SUPPLIED DATA:
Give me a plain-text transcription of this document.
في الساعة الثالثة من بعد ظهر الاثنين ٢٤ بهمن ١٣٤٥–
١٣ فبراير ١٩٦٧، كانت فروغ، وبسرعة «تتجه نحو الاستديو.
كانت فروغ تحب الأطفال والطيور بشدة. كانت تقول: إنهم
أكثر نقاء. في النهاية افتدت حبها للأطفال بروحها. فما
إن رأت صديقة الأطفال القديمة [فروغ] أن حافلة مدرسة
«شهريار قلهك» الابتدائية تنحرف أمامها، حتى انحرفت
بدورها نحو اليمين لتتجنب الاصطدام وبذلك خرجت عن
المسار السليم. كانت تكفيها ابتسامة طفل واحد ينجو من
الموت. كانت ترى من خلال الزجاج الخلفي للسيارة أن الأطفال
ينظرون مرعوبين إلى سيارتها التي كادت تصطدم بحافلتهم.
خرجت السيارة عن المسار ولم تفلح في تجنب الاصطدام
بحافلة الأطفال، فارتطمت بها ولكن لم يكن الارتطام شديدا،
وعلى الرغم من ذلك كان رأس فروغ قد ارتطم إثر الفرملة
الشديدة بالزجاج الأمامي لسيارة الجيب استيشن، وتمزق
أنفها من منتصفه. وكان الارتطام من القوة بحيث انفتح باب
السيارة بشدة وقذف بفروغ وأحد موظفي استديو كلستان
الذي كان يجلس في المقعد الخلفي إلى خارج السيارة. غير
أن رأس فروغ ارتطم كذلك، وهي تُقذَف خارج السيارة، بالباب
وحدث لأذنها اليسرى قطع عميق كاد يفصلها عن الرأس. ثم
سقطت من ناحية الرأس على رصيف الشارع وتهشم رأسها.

DIRECTIONS: Search the data above for the word "كانت", then gather each line in which it appears.

PROBLEM SOLUTION:
١٣ فبراير ١٩٦٧، كانت فروغ، وبسرعة «تتجه نحو الاستديو.
كانت فروغ تحب الأطفال والطيور بشدة. كانت تقول: إنهم
المسار السليم. كانت تكفيها ابتسامة طفل واحد ينجو من
الموت. كانت ترى من خلال الزجاج الخلفي للسيارة أن الأطفال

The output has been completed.